▸ EXERCISE AIM
Search the material below for the string "liquidare" and extract each line that has it.

◇ ◇ ◇ ◇ ◇ ◇ ◇

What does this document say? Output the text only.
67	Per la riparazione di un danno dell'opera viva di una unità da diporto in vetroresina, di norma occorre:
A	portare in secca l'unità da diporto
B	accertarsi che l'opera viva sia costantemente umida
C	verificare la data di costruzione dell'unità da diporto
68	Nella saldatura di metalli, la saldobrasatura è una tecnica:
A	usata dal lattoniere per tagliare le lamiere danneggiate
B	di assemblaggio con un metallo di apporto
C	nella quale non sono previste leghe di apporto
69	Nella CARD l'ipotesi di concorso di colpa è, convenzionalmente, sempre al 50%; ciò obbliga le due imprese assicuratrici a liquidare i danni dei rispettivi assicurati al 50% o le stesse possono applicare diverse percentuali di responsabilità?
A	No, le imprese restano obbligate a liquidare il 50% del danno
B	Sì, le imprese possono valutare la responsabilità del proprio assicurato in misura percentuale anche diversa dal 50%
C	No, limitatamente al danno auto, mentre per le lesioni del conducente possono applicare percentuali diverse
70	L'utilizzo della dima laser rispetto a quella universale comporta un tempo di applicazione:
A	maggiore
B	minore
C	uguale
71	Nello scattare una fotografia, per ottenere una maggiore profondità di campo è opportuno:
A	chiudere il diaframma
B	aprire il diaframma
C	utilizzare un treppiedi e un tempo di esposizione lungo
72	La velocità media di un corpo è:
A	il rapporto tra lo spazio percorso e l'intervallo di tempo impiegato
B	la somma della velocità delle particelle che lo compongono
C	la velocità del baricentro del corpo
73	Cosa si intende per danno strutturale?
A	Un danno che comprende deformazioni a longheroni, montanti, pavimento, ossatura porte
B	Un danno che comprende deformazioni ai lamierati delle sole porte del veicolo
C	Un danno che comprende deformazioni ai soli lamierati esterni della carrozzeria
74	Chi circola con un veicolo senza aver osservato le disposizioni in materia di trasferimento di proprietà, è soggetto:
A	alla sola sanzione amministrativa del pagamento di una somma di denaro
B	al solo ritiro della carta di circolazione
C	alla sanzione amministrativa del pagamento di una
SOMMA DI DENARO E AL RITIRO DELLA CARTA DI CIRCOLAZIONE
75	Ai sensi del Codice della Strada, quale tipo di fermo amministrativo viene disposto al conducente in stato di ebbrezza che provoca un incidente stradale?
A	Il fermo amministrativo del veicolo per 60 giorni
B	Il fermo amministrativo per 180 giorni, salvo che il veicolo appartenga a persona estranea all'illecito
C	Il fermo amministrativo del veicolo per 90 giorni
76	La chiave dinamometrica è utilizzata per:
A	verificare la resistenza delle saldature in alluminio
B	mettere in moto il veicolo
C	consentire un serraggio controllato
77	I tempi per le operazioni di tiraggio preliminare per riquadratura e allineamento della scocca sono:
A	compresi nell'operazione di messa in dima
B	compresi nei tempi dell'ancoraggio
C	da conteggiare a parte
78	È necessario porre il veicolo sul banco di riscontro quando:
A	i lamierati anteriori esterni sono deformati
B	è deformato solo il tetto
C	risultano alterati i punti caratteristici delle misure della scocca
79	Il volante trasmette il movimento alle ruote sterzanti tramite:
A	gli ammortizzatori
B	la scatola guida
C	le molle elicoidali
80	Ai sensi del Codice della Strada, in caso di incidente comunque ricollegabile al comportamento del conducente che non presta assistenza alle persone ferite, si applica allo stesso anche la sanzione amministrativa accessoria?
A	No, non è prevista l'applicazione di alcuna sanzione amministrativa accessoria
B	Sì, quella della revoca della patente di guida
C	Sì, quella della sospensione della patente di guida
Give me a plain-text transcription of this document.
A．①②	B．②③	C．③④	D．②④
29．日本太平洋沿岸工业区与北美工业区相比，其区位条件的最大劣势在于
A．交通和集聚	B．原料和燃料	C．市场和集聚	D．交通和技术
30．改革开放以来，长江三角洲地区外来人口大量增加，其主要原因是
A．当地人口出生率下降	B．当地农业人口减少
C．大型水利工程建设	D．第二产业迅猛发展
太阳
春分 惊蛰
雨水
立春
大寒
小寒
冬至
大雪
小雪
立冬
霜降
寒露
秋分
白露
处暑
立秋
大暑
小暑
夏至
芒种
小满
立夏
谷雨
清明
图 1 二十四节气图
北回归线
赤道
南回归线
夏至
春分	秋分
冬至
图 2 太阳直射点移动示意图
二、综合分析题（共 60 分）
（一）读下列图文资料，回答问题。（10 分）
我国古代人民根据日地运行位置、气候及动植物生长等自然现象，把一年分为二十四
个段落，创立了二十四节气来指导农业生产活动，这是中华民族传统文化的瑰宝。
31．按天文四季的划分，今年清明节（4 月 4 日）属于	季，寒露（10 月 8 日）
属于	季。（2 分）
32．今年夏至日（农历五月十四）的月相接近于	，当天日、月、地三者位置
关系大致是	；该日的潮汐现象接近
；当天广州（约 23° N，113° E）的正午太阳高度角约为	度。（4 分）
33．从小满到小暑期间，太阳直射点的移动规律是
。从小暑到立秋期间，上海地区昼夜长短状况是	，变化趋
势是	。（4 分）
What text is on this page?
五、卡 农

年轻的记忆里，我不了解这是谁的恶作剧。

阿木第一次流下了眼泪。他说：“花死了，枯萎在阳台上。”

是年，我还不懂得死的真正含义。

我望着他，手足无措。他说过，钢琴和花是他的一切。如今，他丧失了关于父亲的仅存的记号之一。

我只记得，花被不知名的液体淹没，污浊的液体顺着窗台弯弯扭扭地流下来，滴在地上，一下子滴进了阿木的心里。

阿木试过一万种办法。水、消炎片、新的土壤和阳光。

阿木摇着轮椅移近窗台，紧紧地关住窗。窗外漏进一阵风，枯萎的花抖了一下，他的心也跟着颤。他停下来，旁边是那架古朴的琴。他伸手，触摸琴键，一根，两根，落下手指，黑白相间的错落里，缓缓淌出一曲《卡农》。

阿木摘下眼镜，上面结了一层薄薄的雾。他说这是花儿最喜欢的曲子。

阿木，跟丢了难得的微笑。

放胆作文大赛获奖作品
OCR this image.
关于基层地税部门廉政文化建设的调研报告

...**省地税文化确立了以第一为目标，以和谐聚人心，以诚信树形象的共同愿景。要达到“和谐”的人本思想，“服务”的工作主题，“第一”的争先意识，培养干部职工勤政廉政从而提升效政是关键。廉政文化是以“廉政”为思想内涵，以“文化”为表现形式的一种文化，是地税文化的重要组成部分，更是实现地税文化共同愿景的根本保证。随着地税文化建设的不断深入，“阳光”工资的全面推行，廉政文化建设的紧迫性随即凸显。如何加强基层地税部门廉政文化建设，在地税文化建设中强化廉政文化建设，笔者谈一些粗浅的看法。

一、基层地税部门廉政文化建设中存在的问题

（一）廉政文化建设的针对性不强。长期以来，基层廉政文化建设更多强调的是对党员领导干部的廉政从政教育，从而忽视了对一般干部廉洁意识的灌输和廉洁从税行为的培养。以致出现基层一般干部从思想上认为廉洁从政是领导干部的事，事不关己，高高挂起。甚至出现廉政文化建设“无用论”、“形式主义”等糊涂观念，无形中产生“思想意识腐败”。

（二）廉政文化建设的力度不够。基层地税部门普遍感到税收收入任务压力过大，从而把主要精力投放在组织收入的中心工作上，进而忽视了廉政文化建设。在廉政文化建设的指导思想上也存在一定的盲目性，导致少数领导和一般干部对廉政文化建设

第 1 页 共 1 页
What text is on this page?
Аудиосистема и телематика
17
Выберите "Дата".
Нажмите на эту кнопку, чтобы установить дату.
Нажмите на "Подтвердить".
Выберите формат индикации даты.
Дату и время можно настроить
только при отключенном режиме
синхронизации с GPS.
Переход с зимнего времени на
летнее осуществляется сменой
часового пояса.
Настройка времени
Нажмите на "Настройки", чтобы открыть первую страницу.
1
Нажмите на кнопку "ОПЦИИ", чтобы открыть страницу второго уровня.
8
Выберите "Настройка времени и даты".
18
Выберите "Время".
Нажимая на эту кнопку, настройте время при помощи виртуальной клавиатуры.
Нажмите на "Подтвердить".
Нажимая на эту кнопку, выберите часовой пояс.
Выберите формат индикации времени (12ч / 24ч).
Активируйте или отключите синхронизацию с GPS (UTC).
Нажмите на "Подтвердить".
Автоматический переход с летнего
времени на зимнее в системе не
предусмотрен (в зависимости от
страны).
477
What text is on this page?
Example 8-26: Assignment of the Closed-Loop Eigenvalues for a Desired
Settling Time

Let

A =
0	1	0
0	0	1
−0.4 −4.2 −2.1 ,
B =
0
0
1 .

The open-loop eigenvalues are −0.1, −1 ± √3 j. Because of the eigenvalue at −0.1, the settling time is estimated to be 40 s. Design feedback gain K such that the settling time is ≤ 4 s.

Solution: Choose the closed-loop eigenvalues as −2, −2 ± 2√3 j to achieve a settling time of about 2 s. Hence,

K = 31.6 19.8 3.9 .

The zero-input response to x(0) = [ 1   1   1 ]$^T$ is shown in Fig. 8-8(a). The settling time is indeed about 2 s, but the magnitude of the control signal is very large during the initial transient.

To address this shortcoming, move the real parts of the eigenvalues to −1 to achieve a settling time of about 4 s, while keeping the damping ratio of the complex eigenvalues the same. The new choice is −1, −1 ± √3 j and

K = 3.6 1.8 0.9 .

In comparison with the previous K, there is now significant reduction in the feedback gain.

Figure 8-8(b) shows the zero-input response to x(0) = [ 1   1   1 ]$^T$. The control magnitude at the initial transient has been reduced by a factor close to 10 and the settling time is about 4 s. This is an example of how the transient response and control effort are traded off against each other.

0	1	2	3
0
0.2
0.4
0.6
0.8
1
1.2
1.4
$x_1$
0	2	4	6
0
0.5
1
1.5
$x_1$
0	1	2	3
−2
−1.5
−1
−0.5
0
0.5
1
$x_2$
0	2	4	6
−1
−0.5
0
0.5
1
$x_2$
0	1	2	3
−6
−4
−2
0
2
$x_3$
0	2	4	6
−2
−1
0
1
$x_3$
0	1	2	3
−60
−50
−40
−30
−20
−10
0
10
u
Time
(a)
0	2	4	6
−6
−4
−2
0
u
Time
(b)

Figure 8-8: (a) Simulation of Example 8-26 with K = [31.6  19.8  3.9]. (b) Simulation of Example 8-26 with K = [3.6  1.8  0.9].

◇ ◇ ◇ ◇ ◇ ◇ ◇

▸ RESULT
69	Nella CARD l'ipotesi di concorso di colpa è, convenzionalmente, sempre al 50%; ciò obbliga le due imprese assicuratrici a liquidare i danni dei rispettivi assicurati al 50% o le stesse possono applicare diverse percentuali di responsabilità?
A	No, le imprese restano obbligate a liquidare il 50% del danno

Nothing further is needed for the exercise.